> _Task data_
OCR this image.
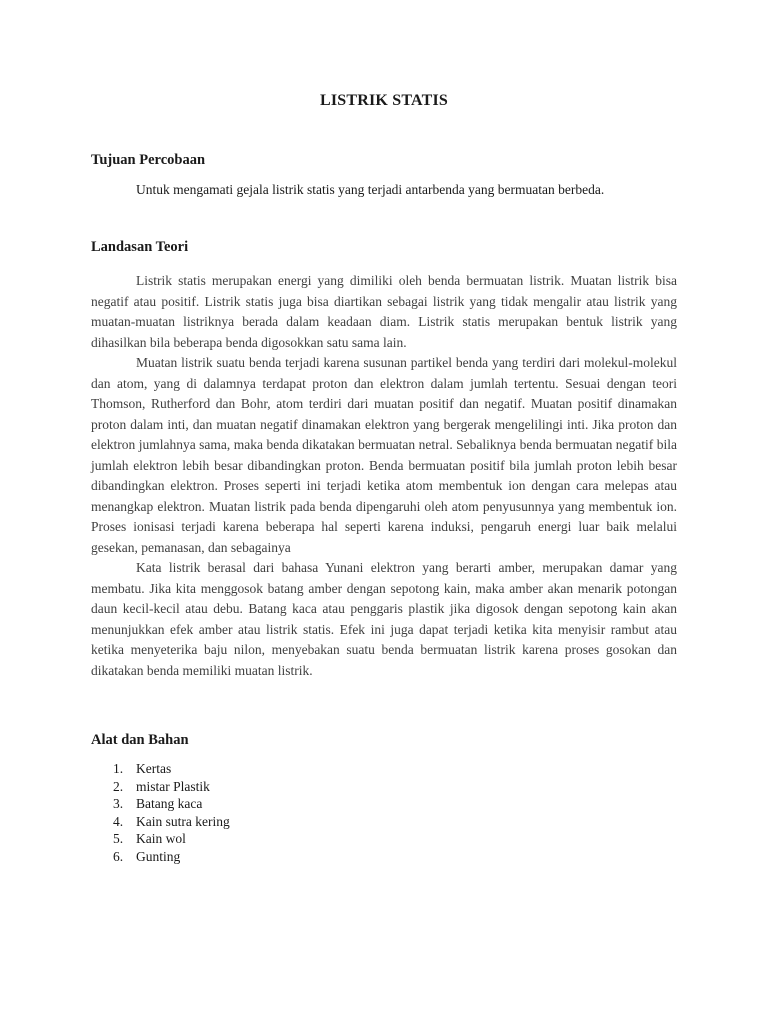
LISTRIK STATIS
Tujuan Percobaan
Untuk mengamati gejala listrik statis yang terjadi antarbenda yang bermuatan berbeda.
Landasan Teori

Listrik statis merupakan energi yang dimiliki oleh benda bermuatan listrik. Muatan listrik bisa negatif atau positif. Listrik statis juga bisa diartikan sebagai listrik yang tidak mengalir atau listrik yang muatan-muatan listriknya berada dalam keadaan diam. Listrik statis merupakan bentuk listrik yang dihasilkan bila beberapa benda digosokkan satu sama lain.

Muatan listrik suatu benda terjadi karena susunan partikel benda yang terdiri dari molekul-molekul dan atom, yang di dalamnya terdapat proton dan elektron dalam jumlah tertentu. Sesuai dengan teori Thomson, Rutherford dan Bohr, atom terdiri dari muatan positif dan negatif. Muatan positif dinamakan proton dalam inti, dan muatan negatif dinamakan elektron yang bergerak mengelilingi inti. Jika proton dan elektron jumlahnya sama, maka benda dikatakan bermuatan netral. Sebaliknya benda bermuatan negatif bila jumlah elektron lebih besar dibandingkan proton. Benda bermuatan positif bila jumlah proton lebih besar dibandingkan elektron. Proses seperti ini terjadi ketika atom membentuk ion dengan cara melepas atau menangkap elektron. Muatan listrik pada benda dipengaruhi oleh atom penyusunnya yang membentuk ion. Proses ionisasi terjadi karena beberapa hal seperti karena induksi, pengaruh energi luar baik melalui gesekan, pemanasan, dan sebagainya

Kata listrik berasal dari bahasa Yunani elektron yang berarti amber, merupakan damar yang membatu. Jika kita menggosok batang amber dengan sepotong kain, maka amber akan menarik potongan daun kecil-kecil atau debu. Batang kaca atau penggaris plastik jika digosok dengan sepotong kain akan menunjukkan efek amber atau listrik statis. Efek ini juga dapat terjadi ketika kita menyisir rambut atau ketika menyeterika baju nilon, menyebakan suatu benda bermuatan listrik karena proses gosokan dan dikatakan benda memiliki muatan listrik.

Alat dan Bahan
1. Kertas
2. mistar Plastik
3. Batang kaca
4. Kain sutra kering
5. Kain wol
6. Gunting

> _Exercise task_
Exclude the pictures, and transcribe all of the material exactly.

> _Reply_
OCR this image.
LISTRIK STATIS
Tujuan Percobaan
Untuk mengamati gejala listrik statis yang terjadi antarbenda yang bermuatan berbeda.
Landasan Teori

Listrik statis merupakan energi yang dimiliki oleh benda bermuatan listrik. Muatan listrik bisa negatif atau positif. Listrik statis juga bisa diartikan sebagai listrik yang tidak mengalir atau listrik yang muatan-muatan listriknya berada dalam keadaan diam. Listrik statis merupakan bentuk listrik yang dihasilkan bila beberapa benda digosokkan satu sama lain.

Muatan listrik suatu benda terjadi karena susunan partikel benda yang terdiri dari molekul-molekul dan atom, yang di dalamnya terdapat proton dan elektron dalam jumlah tertentu. Sesuai dengan teori Thomson, Rutherford dan Bohr, atom terdiri dari muatan positif dan negatif. Muatan positif dinamakan proton dalam inti, dan muatan negatif dinamakan elektron yang bergerak mengelilingi inti. Jika proton dan elektron jumlahnya sama, maka benda dikatakan bermuatan netral. Sebaliknya benda bermuatan negatif bila jumlah elektron lebih besar dibandingkan proton. Benda bermuatan positif bila jumlah proton lebih besar dibandingkan elektron. Proses seperti ini terjadi ketika atom membentuk ion dengan cara melepas atau menangkap elektron. Muatan listrik pada benda dipengaruhi oleh atom penyusunnya yang membentuk ion. Proses ionisasi terjadi karena beberapa hal seperti karena induksi, pengaruh energi luar baik melalui gesekan, pemanasan, dan sebagainya

Kata listrik berasal dari bahasa Yunani elektron yang berarti amber, merupakan damar yang membatu. Jika kita menggosok batang amber dengan sepotong kain, maka amber akan menarik potongan daun kecil-kecil atau debu. Batang kaca atau penggaris plastik jika digosok dengan sepotong kain akan menunjukkan efek amber atau listrik statis. Efek ini juga dapat terjadi ketika kita menyisir rambut atau ketika menyeterika baju nilon, menyebakan suatu benda bermuatan listrik karena proses gosokan dan dikatakan benda memiliki muatan listrik.

Alat dan Bahan
1. Kertas
2. mistar Plastik
3. Batang kaca
4. Kain sutra kering
5. Kain wol
6. Gunting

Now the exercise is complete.